Goal of the exercise: Give the data again, word for word.

Dataset records:
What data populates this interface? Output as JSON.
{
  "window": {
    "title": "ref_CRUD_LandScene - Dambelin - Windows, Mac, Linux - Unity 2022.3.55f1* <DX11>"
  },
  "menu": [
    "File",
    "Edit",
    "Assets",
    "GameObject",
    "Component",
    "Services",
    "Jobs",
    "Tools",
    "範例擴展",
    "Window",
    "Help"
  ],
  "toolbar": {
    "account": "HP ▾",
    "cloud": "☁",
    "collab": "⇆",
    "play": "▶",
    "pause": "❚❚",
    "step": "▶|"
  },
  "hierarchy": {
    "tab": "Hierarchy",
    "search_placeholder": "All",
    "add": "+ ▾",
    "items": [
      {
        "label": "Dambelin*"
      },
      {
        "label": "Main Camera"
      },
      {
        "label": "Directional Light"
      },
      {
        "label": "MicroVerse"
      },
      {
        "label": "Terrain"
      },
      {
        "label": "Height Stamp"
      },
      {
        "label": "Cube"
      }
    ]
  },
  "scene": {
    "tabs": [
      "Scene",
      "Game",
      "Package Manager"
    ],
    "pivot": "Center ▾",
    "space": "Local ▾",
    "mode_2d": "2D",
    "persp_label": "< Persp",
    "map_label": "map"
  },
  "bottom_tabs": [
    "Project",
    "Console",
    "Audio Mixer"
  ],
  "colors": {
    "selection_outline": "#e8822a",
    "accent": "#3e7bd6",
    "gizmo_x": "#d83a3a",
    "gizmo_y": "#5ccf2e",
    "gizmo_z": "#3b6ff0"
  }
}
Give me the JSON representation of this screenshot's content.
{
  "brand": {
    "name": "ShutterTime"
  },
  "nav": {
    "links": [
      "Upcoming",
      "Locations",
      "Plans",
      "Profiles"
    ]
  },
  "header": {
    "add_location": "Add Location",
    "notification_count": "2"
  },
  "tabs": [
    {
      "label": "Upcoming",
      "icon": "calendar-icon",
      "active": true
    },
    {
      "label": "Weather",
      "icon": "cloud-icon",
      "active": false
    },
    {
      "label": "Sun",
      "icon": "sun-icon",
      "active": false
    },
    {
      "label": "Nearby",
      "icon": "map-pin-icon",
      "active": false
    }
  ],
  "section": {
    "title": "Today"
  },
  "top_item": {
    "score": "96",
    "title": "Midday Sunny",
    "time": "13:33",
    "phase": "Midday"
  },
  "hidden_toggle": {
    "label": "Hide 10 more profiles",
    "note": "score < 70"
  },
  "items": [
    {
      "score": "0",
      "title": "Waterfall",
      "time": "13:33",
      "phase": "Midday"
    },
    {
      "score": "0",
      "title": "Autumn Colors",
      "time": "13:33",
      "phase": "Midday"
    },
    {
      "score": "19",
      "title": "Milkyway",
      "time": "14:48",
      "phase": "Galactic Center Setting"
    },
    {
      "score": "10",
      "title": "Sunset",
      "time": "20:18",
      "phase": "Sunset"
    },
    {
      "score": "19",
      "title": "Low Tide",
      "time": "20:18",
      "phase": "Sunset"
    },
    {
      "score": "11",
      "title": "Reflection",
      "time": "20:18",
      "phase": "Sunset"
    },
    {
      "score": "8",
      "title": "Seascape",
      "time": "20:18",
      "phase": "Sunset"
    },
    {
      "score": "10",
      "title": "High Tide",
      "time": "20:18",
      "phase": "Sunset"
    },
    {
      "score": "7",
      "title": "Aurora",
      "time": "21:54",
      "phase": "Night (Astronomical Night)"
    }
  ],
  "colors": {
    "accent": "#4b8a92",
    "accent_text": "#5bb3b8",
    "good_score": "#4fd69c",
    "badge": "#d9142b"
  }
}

Exercise result:
What data populates this interface? Output as JSON.
{
  "window": {
    "title": "ref_CRUD_LandScene - Dambelin - Windows, Mac, Linux - Unity 2022.3.55f1* <DX11>"
  },
  "menu": [
    "File",
    "Edit",
    "Assets",
    "GameObject",
    "Component",
    "Services",
    "Jobs",
    "Tools",
    "範例擴展",
    "Window",
    "Help"
  ],
  "toolbar": {
    "account": "HP ▾",
    "cloud": "☁",
    "collab": "⇆",
    "play": "▶",
    "pause": "❚❚",
    "step": "▶|"
  },
  "hierarchy": {
    "tab": "Hierarchy",
    "search_placeholder": "All",
    "add": "+ ▾",
    "items": [
      {
        "label": "Dambelin*"
      },
      {
        "label": "Main Camera"
      },
      {
        "label": "Directional Light"
      },
      {
        "label": "MicroVerse"
      },
      {
        "label": "Terrain"
      },
      {
        "label": "Height Stamp"
      },
      {
        "label": "Cube"
      }
    ]
  },
  "scene": {
    "tabs": [
      "Scene",
      "Game",
      "Package Manager"
    ],
    "pivot": "Center ▾",
    "space": "Local ▾",
    "mode_2d": "2D",
    "persp_label": "< Persp",
    "map_label": "map"
  },
  "bottom_tabs": [
    "Project",
    "Console",
    "Audio Mixer"
  ],
  "colors": {
    "selection_outline": "#e8822a",
    "accent": "#3e7bd6",
    "gizmo_x": "#d83a3a",
    "gizmo_y": "#5ccf2e",
    "gizmo_z": "#3b6ff0"
  }
}
Give me the JSON representation of this screenshot's content.
{
  "brand": {
    "name": "ShutterTime"
  },
  "nav": {
    "links": [
      "Upcoming",
      "Locations",
      "Plans",
      "Profiles"
    ]
  },
  "header": {
    "add_location": "Add Location",
    "notification_count": "2"
  },
  "tabs": [
    {
      "label": "Upcoming",
      "icon": "calendar-icon",
      "active": true
    },
    {
      "label": "Weather",
      "icon": "cloud-icon",
      "active": false
    },
    {
      "label": "Sun",
      "icon": "sun-icon",
      "active": false
    },
    {
      "label": "Nearby",
      "icon": "map-pin-icon",
      "active": false
    }
  ],
  "section": {
    "title": "Today"
  },
  "top_item": {
    "score": "96",
    "title": "Midday Sunny",
    "time": "13:33",
    "phase": "Midday"
  },
  "hidden_toggle": {
    "label": "Hide 10 more profiles",
    "note": "score < 70"
  },
  "items": [
    {
      "score": "0",
      "title": "Waterfall",
      "time": "13:33",
      "phase": "Midday"
    },
    {
      "score": "0",
      "title": "Autumn Colors",
      "time": "13:33",
      "phase": "Midday"
    },
    {
      "score": "19",
      "title": "Milkyway",
      "time": "14:48",
      "phase": "Galactic Center Setting"
    },
    {
      "score": "10",
      "title": "Sunset",
      "time": "20:18",
      "phase": "Sunset"
    },
    {
      "score": "19",
      "title": "Low Tide",
      "time": "20:18",
      "phase": "Sunset"
    },
    {
      "score": "11",
      "title": "Reflection",
      "time": "20:18",
      "phase": "Sunset"
    },
    {
      "score": "8",
      "title": "Seascape",
      "time": "20:18",
      "phase": "Sunset"
    },
    {
      "score": "10",
      "title": "High Tide",
      "time": "20:18",
      "phase": "Sunset"
    },
    {
      "score": "7",
      "title": "Aurora",
      "time": "21:54",
      "phase": "Night (Astronomical Night)"
    }
  ],
  "colors": {
    "accent": "#4b8a92",
    "accent_text": "#5bb3b8",
    "good_score": "#4fd69c",
    "badge": "#d9142b"
  }
}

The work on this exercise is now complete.